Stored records
# # #

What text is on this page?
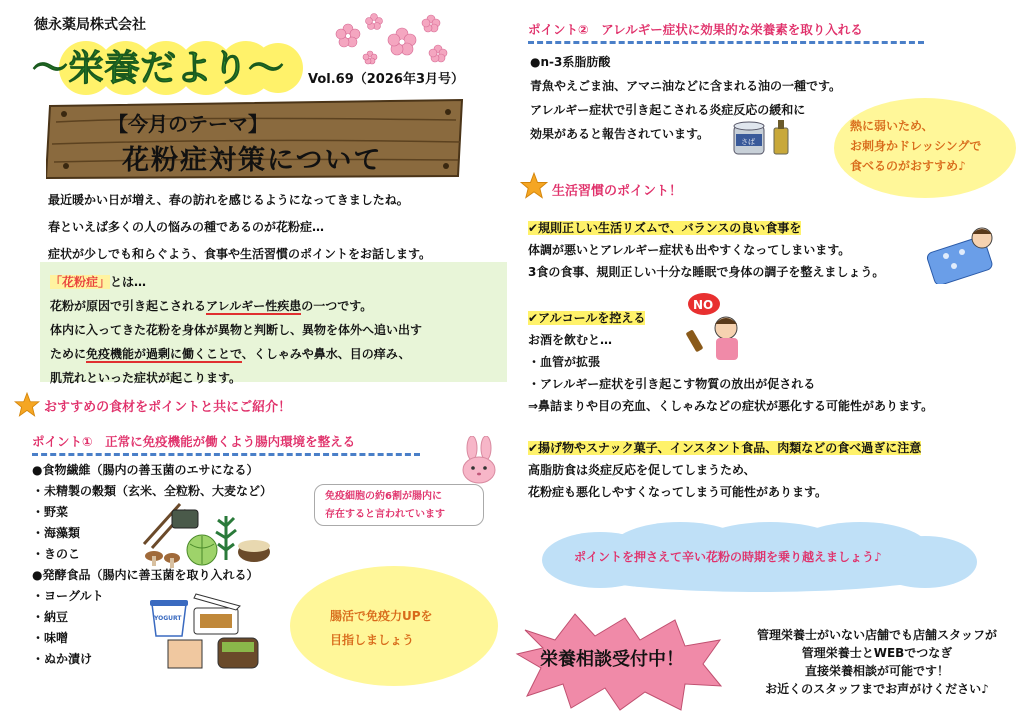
徳永薬局株式会社
～栄養だより～ Vol.69（2026年3月号）
【今月のテーマ】
花粉症対策について
最近暖かい日が増え、春の訪れを感じるようになってきましたね。
春といえば多くの人の悩みの種であるのが花粉症…
症状が少しでも和らぐよう、食事や生活習慣のポイントをお話します。
「花粉症」とは…
花粉が原因で引き起こされるアレルギー性疾患の一つです。
体内に入ってきた花粉を身体が異物と判断し、異物を体外へ追い出す
ために免疫機能が過剰に働くことで、くしゃみや鼻水、目の痒み、
肌荒れといった症状が起こります。
おすすめの食材をポイントと共にご紹介！
ポイント①　正常に免疫機能が働くよう腸内環境を整える
●食物繊維（腸内の善玉菌のエサになる）
・未精製の穀類（玄米、全粒粉、大麦など）
・野菜
・海藻類
・きのこ
●発酵食品（腸内に善玉菌を取り入れる）
・ヨーグルト
・納豆
・味噌
・ぬか漬け
免疫細胞の約6割が腸内に
存在すると言われています
YOGURT	腸活で免疫力UPを
目指しましょう
ポイント②　アレルギー症状に効果的な栄養素を取り入れる
●n-3系脂肪酸
青魚やえごま油、アマニ油などに含まれる油の一種です。
アレルギー症状で引き起こされる炎症反応の緩和に
効果があると報告されています。
さば
熱に弱いため、
お刺身かドレッシングで
食べるのがおすすめ♪
生活習慣のポイント！
✔規則正しい生活リズムで、バランスの良い食事を
体調が悪いとアレルギー症状も出やすくなってしまいます。
3食の食事、規則正しい十分な睡眠で身体の調子を整えましょう。
✔アルコールを控える
お酒を飲むと…
・血管が拡張
・アレルギー症状を引き起こす物質の放出が促される
⇒鼻詰まりや目の充血、くしゃみなどの症状が悪化する可能性があります。
NO
✔揚げ物やスナック菓子、インスタント食品、肉類などの食べ過ぎに注意
高脂肪食は炎症反応を促してしまうため、
花粉症も悪化しやすくなってしまう可能性があります。
ポイントを押さえて辛い花粉の時期を乗り越えましょう♪
栄養相談受付中！
管理栄養士がいない店舗でも店舗スタッフが
管理栄養士とWEBでつなぎ
直接栄養相談が可能です！
お近くのスタッフまでお声がけください♪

# # #

**Do this**
Exclude all images and restate the records above word for word.

**Output below**
What text is on this page?
徳永薬局株式会社
～栄養だより～ Vol.69（2026年3月号）
【今月のテーマ】
花粉症対策について
最近暖かい日が増え、春の訪れを感じるようになってきましたね。
春といえば多くの人の悩みの種であるのが花粉症…
症状が少しでも和らぐよう、食事や生活習慣のポイントをお話します。
「花粉症」とは…
花粉が原因で引き起こされるアレルギー性疾患の一つです。
体内に入ってきた花粉を身体が異物と判断し、異物を体外へ追い出す
ために免疫機能が過剰に働くことで、くしゃみや鼻水、目の痒み、
肌荒れといった症状が起こります。
おすすめの食材をポイントと共にご紹介！
ポイント①　正常に免疫機能が働くよう腸内環境を整える
●食物繊維（腸内の善玉菌のエサになる）
・未精製の穀類（玄米、全粒粉、大麦など）
・野菜
・海藻類
・きのこ
●発酵食品（腸内に善玉菌を取り入れる）
・ヨーグルト
・納豆
・味噌
・ぬか漬け
免疫細胞の約6割が腸内に
存在すると言われています
YOGURT	腸活で免疫力UPを
目指しましょう
ポイント②　アレルギー症状に効果的な栄養素を取り入れる
●n-3系脂肪酸
青魚やえごま油、アマニ油などに含まれる油の一種です。
アレルギー症状で引き起こされる炎症反応の緩和に
効果があると報告されています。
さば
熱に弱いため、
お刺身かドレッシングで
食べるのがおすすめ♪
生活習慣のポイント！
✔規則正しい生活リズムで、バランスの良い食事を
体調が悪いとアレルギー症状も出やすくなってしまいます。
3食の食事、規則正しい十分な睡眠で身体の調子を整えましょう。
✔アルコールを控える
お酒を飲むと…
・血管が拡張
・アレルギー症状を引き起こす物質の放出が促される
⇒鼻詰まりや目の充血、くしゃみなどの症状が悪化する可能性があります。
NO
✔揚げ物やスナック菓子、インスタント食品、肉類などの食べ過ぎに注意
高脂肪食は炎症反応を促してしまうため、
花粉症も悪化しやすくなってしまう可能性があります。
ポイントを押さえて辛い花粉の時期を乗り越えましょう♪
栄養相談受付中！
管理栄養士がいない店舗でも店舗スタッフが
管理栄養士とWEBでつなぎ
直接栄養相談が可能です！
お近くのスタッフまでお声がけください♪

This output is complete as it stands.